WHAT THIS TASK INVOLVES | Exactly reproduce the line containing "Give me a plain-text" and all later lines to the end of the entries, leaving the pictures out of your copy.

Data records |
+++

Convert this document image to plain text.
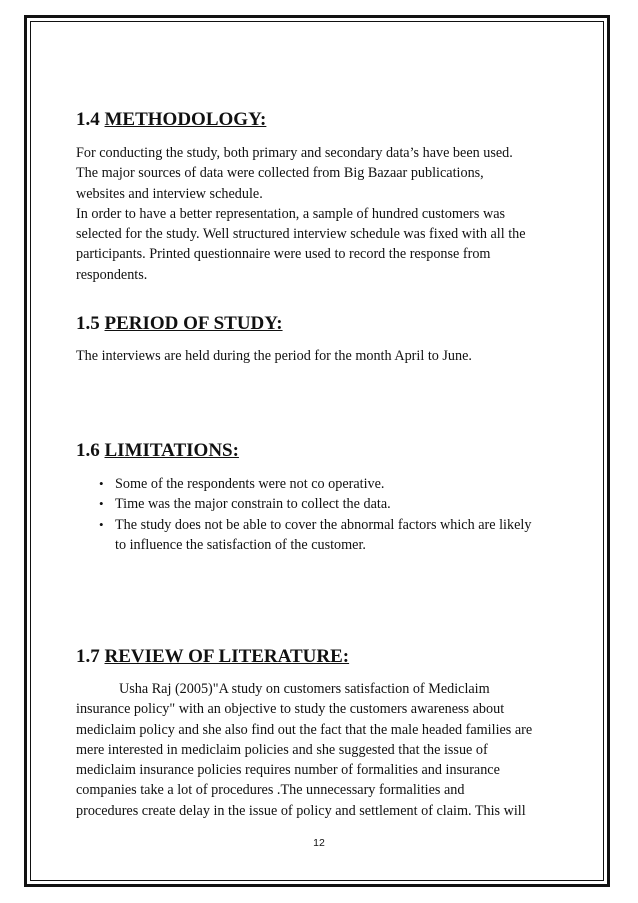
1.4 METHODOLOGY:

For conducting the study, both primary and secondary data’s have been used.
The major sources of data were collected from Big Bazaar publications,
websites and interview schedule.
In order to have a better representation, a sample of hundred customers was
selected for the study. Well structured interview schedule was fixed with all the
participants. Printed questionnaire were used to record the response from
respondents.

1.5 PERIOD OF STUDY:

The interviews are held during the period for the month April to June.

1.6 LIMITATIONS:
• Some of the respondents were not co operative.
• Time was the major constrain to collect the data.
• The study does not be able to cover the abnormal factors which are likely
to influence the satisfaction of the customer.
1.7 REVIEW OF LITERATURE:

Usha Raj (2005)"A study on customers satisfaction of Mediclaim
insurance policy" with an objective to study the customers awareness about
mediclaim policy and she also find out the fact that the male headed families are
mere interested in mediclaim policies and she suggested that the issue of
mediclaim insurance policies requires number of formalities and insurance
companies take a lot of procedures .The unnecessary formalities and
procedures create delay in the issue of policy and settlement of claim. This will

12
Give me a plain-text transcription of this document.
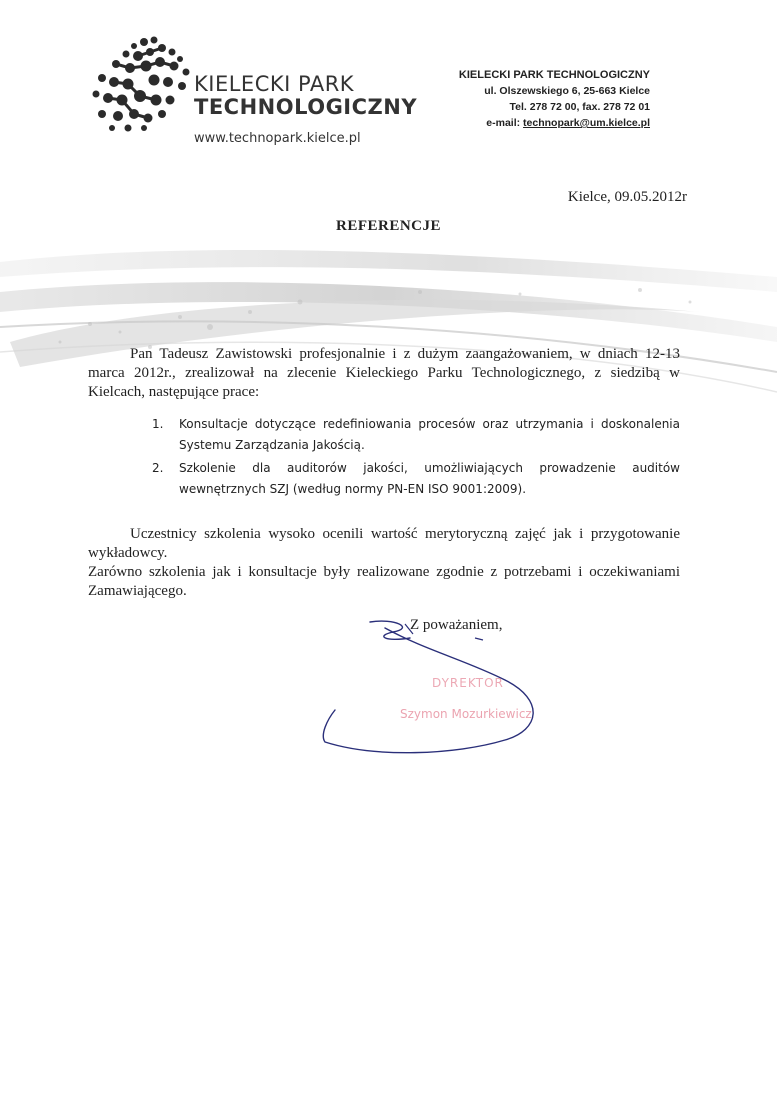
KIELECKI PARK
TECHNOLOGICZNY
www.technopark.kielce.pl
KIELECKI PARK TECHNOLOGICZNY
ul. Olszewskiego 6, 25-663 Kielce
Tel. 278 72 00, fax. 278 72 01
e-mail: technopark@um.kielce.pl
Kielce, 09.05.2012r
REFERENCJE
Pan Tadeusz Zawistowski profesjonalnie i z dużym zaangażowaniem, w dniach 12-13 marca 2012r., zrealizował na zlecenie Kieleckiego Parku Technologicznego, z siedzibą w Kielcach, następujące prace:
1. Konsultacje dotyczące redefiniowania procesów oraz utrzymania i doskonalenia Systemu Zarządzania Jakością.
2. Szkolenie dla auditorów jakości, umożliwiających prowadzenie auditów wewnętrznych SZJ (według normy PN-EN ISO 9001:2009).
Uczestnicy szkolenia wysoko ocenili wartość merytoryczną zajęć jak i przygotowanie wykładowcy.
Zarówno szkolenia jak i konsultacje były realizowane zgodnie z potrzebami i oczekiwaniami Zamawiającego.
Z poważaniem,
DYREKTOR
Szymon Mozurkiewicz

+++

ANSWER IN FULL |
Give me a plain-text transcription of this document.
KIELECKI PARK
TECHNOLOGICZNY
www.technopark.kielce.pl
KIELECKI PARK TECHNOLOGICZNY
ul. Olszewskiego 6, 25-663 Kielce
Tel. 278 72 00, fax. 278 72 01
e-mail: technopark@um.kielce.pl
Kielce, 09.05.2012r
REFERENCJE
Pan Tadeusz Zawistowski profesjonalnie i z dużym zaangażowaniem, w dniach 12-13 marca 2012r., zrealizował na zlecenie Kieleckiego Parku Technologicznego, z siedzibą w Kielcach, następujące prace:
1. Konsultacje dotyczące redefiniowania procesów oraz utrzymania i doskonalenia Systemu Zarządzania Jakością.
2. Szkolenie dla auditorów jakości, umożliwiających prowadzenie auditów wewnętrznych SZJ (według normy PN-EN ISO 9001:2009).
Uczestnicy szkolenia wysoko ocenili wartość merytoryczną zajęć jak i przygotowanie wykładowcy.
Zarówno szkolenia jak i konsultacje były realizowane zgodnie z potrzebami i oczekiwaniami Zamawiającego.
Z poważaniem,
DYREKTOR
Szymon Mozurkiewicz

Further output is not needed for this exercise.